JOB: Rewrite the entries below, replacing every occurrence of "adiabat-label" with "adiabat-tag" and leaving everything else unchanged.

Records from a dataset:

------------------------------

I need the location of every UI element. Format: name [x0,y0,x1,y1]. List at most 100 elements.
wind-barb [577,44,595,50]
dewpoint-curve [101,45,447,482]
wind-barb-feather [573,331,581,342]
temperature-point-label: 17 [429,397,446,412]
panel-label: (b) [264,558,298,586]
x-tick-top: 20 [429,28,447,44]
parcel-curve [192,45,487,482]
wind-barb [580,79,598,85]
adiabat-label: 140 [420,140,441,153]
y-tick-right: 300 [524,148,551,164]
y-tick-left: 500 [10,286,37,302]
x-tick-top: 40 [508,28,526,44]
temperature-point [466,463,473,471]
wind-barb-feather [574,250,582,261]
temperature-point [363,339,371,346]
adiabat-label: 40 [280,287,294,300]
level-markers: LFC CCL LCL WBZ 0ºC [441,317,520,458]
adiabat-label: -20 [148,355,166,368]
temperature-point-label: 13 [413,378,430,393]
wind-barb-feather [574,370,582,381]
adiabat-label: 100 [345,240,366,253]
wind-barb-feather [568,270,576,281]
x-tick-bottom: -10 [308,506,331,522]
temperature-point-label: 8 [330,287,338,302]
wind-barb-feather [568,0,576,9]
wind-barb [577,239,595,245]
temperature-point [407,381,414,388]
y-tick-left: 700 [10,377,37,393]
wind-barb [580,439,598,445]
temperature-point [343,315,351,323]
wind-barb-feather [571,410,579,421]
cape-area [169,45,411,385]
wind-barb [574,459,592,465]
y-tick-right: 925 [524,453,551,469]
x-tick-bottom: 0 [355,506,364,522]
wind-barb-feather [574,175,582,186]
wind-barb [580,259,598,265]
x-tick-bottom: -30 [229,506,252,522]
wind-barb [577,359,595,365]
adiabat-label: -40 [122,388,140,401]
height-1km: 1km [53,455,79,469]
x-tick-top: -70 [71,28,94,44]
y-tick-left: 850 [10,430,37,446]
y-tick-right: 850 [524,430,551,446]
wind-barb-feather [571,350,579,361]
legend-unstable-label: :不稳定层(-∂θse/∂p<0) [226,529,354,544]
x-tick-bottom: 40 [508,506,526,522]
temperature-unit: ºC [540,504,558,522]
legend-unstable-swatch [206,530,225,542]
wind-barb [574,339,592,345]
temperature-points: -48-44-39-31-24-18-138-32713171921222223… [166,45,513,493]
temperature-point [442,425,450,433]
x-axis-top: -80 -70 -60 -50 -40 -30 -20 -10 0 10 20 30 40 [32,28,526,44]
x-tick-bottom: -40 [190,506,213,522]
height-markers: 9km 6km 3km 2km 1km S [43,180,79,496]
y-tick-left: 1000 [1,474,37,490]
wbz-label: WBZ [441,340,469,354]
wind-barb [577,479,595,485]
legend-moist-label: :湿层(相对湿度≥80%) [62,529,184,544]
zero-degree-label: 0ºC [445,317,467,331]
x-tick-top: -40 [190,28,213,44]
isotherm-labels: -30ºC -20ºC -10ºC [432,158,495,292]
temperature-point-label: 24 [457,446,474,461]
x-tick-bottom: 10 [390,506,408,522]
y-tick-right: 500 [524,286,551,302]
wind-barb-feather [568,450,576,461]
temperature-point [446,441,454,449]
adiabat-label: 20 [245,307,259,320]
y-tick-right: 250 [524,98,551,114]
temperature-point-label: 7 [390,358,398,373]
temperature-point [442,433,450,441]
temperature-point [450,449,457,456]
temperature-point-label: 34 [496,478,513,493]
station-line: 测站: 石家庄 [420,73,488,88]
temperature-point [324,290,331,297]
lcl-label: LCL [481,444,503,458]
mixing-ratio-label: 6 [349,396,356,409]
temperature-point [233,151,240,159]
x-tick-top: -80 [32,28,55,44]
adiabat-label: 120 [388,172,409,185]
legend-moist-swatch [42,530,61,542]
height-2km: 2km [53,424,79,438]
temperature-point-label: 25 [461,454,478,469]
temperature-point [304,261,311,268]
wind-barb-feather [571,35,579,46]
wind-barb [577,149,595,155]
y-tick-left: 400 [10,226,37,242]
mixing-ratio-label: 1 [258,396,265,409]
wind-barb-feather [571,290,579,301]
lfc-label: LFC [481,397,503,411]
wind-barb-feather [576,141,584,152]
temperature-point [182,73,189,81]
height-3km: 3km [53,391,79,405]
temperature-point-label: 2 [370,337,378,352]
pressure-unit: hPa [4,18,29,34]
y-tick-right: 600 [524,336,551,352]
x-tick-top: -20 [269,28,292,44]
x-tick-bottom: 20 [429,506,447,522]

------------------------------

ANSWER IN FULL:
I need the location of every UI element. Format: name [x0,y0,x1,y1]. List at most 100 elements.
wind-barb [577,44,595,50]
dewpoint-curve [101,45,447,482]
wind-barb-feather [573,331,581,342]
temperature-point-label: 17 [429,397,446,412]
panel-label: (b) [264,558,298,586]
x-tick-top: 20 [429,28,447,44]
parcel-curve [192,45,487,482]
wind-barb [580,79,598,85]
adiabat-tag: 140 [420,140,441,153]
y-tick-right: 300 [524,148,551,164]
y-tick-left: 500 [10,286,37,302]
x-tick-top: 40 [508,28,526,44]
temperature-point [466,463,473,471]
wind-barb-feather [574,250,582,261]
temperature-point [363,339,371,346]
adiabat-tag: 40 [280,287,294,300]
level-markers: LFC CCL LCL WBZ 0ºC [441,317,520,458]
adiabat-tag: -20 [148,355,166,368]
temperature-point-label: 13 [413,378,430,393]
wind-barb-feather [574,370,582,381]
adiabat-tag: 100 [345,240,366,253]
wind-barb-feather [568,270,576,281]
x-tick-bottom: -10 [308,506,331,522]
temperature-point-label: 8 [330,287,338,302]
wind-barb-feather [568,0,576,9]
wind-barb [577,239,595,245]
temperature-point [407,381,414,388]
y-tick-left: 700 [10,377,37,393]
wind-barb [580,439,598,445]
temperature-point [343,315,351,323]
wind-barb-feather [571,410,579,421]
cape-area [169,45,411,385]
wind-barb [574,459,592,465]
y-tick-right: 925 [524,453,551,469]
x-tick-bottom: 0 [355,506,364,522]
wind-barb-feather [574,175,582,186]
wind-barb [580,259,598,265]
x-tick-bottom: -30 [229,506,252,522]
wind-barb [577,359,595,365]
adiabat-tag: -40 [122,388,140,401]
height-1km: 1km [53,455,79,469]
x-tick-top: -70 [71,28,94,44]
y-tick-left: 850 [10,430,37,446]
y-tick-right: 850 [524,430,551,446]
wind-barb-feather [571,350,579,361]
legend-unstable-label: :不稳定层(-∂θse/∂p<0) [226,529,354,544]
x-tick-bottom: 40 [508,506,526,522]
temperature-unit: ºC [540,504,558,522]
legend-unstable-swatch [206,530,225,542]
wind-barb [574,339,592,345]
temperature-points: -48-44-39-31-24-18-138-32713171921222223… [166,45,513,493]
temperature-point [442,425,450,433]
x-axis-top: -80 -70 -60 -50 -40 -30 -20 -10 0 10 20 30 40 [32,28,526,44]
x-tick-bottom: -40 [190,506,213,522]
height-markers: 9km 6km 3km 2km 1km S [43,180,79,496]
y-tick-left: 1000 [1,474,37,490]
wbz-label: WBZ [441,340,469,354]
wind-barb [577,479,595,485]
legend-moist-label: :湿层(相对湿度≥80%) [62,529,184,544]
zero-degree-label: 0ºC [445,317,467,331]
x-tick-top: -40 [190,28,213,44]
isotherm-labels: -30ºC -20ºC -10ºC [432,158,495,292]
temperature-point-label: 24 [457,446,474,461]
x-tick-bottom: 10 [390,506,408,522]
y-tick-right: 500 [524,286,551,302]
wind-barb-feather [568,450,576,461]
temperature-point [446,441,454,449]
adiabat-tag: 20 [245,307,259,320]
y-tick-right: 250 [524,98,551,114]
temperature-point-label: 7 [390,358,398,373]
temperature-point [442,433,450,441]
temperature-point [450,449,457,456]
temperature-point-label: 34 [496,478,513,493]
station-line: 测站: 石家庄 [420,73,488,88]
temperature-point [324,290,331,297]
lcl-label: LCL [481,444,503,458]
mixing-ratio-label: 6 [349,396,356,409]
temperature-point [233,151,240,159]
x-tick-top: -80 [32,28,55,44]
adiabat-tag: 120 [388,172,409,185]
legend-moist-swatch [42,530,61,542]
height-2km: 2km [53,424,79,438]
temperature-point-label: 25 [461,454,478,469]
temperature-point [304,261,311,268]
wind-barb-feather [571,35,579,46]
wind-barb [577,149,595,155]
y-tick-left: 400 [10,226,37,242]
mixing-ratio-label: 1 [258,396,265,409]
wind-barb-feather [571,290,579,301]
lfc-label: LFC [481,397,503,411]
wind-barb-feather [576,141,584,152]
temperature-point [182,73,189,81]
height-3km: 3km [53,391,79,405]
temperature-point-label: 2 [370,337,378,352]
pressure-unit: hPa [4,18,29,34]
y-tick-right: 600 [524,336,551,352]
x-tick-top: -20 [269,28,292,44]
x-tick-bottom: 20 [429,506,447,522]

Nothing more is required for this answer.